[Extracted records]
────
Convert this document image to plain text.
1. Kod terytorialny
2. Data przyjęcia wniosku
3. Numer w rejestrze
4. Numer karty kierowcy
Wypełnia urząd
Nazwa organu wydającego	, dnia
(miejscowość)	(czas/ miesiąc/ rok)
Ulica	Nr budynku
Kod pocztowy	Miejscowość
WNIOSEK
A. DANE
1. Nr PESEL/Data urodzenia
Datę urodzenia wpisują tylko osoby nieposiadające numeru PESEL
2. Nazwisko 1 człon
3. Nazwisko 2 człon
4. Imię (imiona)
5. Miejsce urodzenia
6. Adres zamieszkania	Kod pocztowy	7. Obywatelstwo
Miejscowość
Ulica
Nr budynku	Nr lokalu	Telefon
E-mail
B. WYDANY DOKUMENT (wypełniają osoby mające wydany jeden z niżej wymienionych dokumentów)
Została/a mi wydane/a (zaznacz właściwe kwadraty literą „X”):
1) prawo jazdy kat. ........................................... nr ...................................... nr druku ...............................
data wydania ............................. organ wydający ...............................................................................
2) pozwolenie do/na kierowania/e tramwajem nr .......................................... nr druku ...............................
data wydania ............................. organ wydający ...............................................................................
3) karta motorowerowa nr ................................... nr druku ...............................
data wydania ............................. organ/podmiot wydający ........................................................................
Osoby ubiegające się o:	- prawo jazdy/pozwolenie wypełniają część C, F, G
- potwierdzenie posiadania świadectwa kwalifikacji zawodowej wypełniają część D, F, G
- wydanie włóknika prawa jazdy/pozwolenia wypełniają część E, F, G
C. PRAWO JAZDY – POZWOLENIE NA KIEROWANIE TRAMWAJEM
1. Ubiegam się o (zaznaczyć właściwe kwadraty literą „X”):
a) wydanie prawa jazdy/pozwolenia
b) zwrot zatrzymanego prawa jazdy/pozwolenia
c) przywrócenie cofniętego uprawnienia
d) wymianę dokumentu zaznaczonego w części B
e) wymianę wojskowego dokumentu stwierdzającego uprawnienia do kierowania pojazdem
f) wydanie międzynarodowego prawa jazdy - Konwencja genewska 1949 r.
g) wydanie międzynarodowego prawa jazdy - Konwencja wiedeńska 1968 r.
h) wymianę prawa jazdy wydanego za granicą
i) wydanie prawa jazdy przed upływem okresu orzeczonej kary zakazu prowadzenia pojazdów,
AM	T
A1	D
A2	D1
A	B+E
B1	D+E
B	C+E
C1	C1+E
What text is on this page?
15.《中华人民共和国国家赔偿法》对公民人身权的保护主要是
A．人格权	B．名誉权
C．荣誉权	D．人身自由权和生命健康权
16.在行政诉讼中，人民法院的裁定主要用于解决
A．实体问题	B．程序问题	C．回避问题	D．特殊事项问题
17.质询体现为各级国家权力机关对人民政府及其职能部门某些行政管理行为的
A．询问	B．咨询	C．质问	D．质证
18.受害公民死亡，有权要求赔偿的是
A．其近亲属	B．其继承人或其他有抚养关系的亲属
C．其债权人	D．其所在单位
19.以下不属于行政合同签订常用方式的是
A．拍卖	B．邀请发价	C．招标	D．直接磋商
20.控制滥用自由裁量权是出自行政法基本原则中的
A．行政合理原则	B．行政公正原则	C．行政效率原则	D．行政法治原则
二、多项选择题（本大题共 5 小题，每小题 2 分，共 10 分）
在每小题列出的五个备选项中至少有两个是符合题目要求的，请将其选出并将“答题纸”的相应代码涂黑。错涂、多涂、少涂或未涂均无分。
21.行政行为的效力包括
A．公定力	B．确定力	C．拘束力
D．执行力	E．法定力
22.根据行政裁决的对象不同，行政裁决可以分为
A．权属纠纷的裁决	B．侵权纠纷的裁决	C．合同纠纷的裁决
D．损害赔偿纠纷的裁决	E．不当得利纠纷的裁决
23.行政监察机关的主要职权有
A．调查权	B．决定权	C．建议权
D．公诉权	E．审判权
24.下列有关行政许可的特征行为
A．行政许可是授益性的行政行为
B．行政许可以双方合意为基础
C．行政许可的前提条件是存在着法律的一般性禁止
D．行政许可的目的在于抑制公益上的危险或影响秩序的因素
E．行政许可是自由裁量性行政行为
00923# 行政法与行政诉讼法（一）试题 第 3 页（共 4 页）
────
__Exercise goal__
Reproduce each entry above exactly, keeping every word.

__Written answer__
Convert this document image to plain text.
1. Kod terytorialny
2. Data przyjęcia wniosku
3. Numer w rejestrze
4. Numer karty kierowcy
Wypełnia urząd
Nazwa organu wydającego	, dnia
(miejscowość)	(czas/ miesiąc/ rok)
Ulica	Nr budynku
Kod pocztowy	Miejscowość
WNIOSEK
A. DANE
1. Nr PESEL/Data urodzenia
Datę urodzenia wpisują tylko osoby nieposiadające numeru PESEL
2. Nazwisko 1 człon
3. Nazwisko 2 człon
4. Imię (imiona)
5. Miejsce urodzenia
6. Adres zamieszkania	Kod pocztowy	7. Obywatelstwo
Miejscowość
Ulica
Nr budynku	Nr lokalu	Telefon
E-mail
B. WYDANY DOKUMENT (wypełniają osoby mające wydany jeden z niżej wymienionych dokumentów)
Została/a mi wydane/a (zaznacz właściwe kwadraty literą „X”):
1) prawo jazdy kat. ........................................... nr ...................................... nr druku ...............................
data wydania ............................. organ wydający ...............................................................................
2) pozwolenie do/na kierowania/e tramwajem nr .......................................... nr druku ...............................
data wydania ............................. organ wydający ...............................................................................
3) karta motorowerowa nr ................................... nr druku ...............................
data wydania ............................. organ/podmiot wydający ........................................................................
Osoby ubiegające się o:	- prawo jazdy/pozwolenie wypełniają część C, F, G
- potwierdzenie posiadania świadectwa kwalifikacji zawodowej wypełniają część D, F, G
- wydanie włóknika prawa jazdy/pozwolenia wypełniają część E, F, G
C. PRAWO JAZDY – POZWOLENIE NA KIEROWANIE TRAMWAJEM
1. Ubiegam się o (zaznaczyć właściwe kwadraty literą „X”):
a) wydanie prawa jazdy/pozwolenia
b) zwrot zatrzymanego prawa jazdy/pozwolenia
c) przywrócenie cofniętego uprawnienia
d) wymianę dokumentu zaznaczonego w części B
e) wymianę wojskowego dokumentu stwierdzającego uprawnienia do kierowania pojazdem
f) wydanie międzynarodowego prawa jazdy - Konwencja genewska 1949 r.
g) wydanie międzynarodowego prawa jazdy - Konwencja wiedeńska 1968 r.
h) wymianę prawa jazdy wydanego za granicą
i) wydanie prawa jazdy przed upływem okresu orzeczonej kary zakazu prowadzenia pojazdów,
AM	T
A1	D
A2	D1
A	B+E
B1	D+E
B	C+E
C1	C1+E
What text is on this page?
15.《中华人民共和国国家赔偿法》对公民人身权的保护主要是
A．人格权	B．名誉权
C．荣誉权	D．人身自由权和生命健康权
16.在行政诉讼中，人民法院的裁定主要用于解决
A．实体问题	B．程序问题	C．回避问题	D．特殊事项问题
17.质询体现为各级国家权力机关对人民政府及其职能部门某些行政管理行为的
A．询问	B．咨询	C．质问	D．质证
18.受害公民死亡，有权要求赔偿的是
A．其近亲属	B．其继承人或其他有抚养关系的亲属
C．其债权人	D．其所在单位
19.以下不属于行政合同签订常用方式的是
A．拍卖	B．邀请发价	C．招标	D．直接磋商
20.控制滥用自由裁量权是出自行政法基本原则中的
A．行政合理原则	B．行政公正原则	C．行政效率原则	D．行政法治原则
二、多项选择题（本大题共 5 小题，每小题 2 分，共 10 分）
在每小题列出的五个备选项中至少有两个是符合题目要求的，请将其选出并将“答题纸”的相应代码涂黑。错涂、多涂、少涂或未涂均无分。
21.行政行为的效力包括
A．公定力	B．确定力	C．拘束力
D．执行力	E．法定力
22.根据行政裁决的对象不同，行政裁决可以分为
A．权属纠纷的裁决	B．侵权纠纷的裁决	C．合同纠纷的裁决
D．损害赔偿纠纷的裁决	E．不当得利纠纷的裁决
23.行政监察机关的主要职权有
A．调查权	B．决定权	C．建议权
D．公诉权	E．审判权
24.下列有关行政许可的特征行为
A．行政许可是授益性的行政行为
B．行政许可以双方合意为基础
C．行政许可的前提条件是存在着法律的一般性禁止
D．行政许可的目的在于抑制公益上的危险或影响秩序的因素
E．行政许可是自由裁量性行政行为
00923# 行政法与行政诉讼法（一）试题 第 3 页（共 4 页）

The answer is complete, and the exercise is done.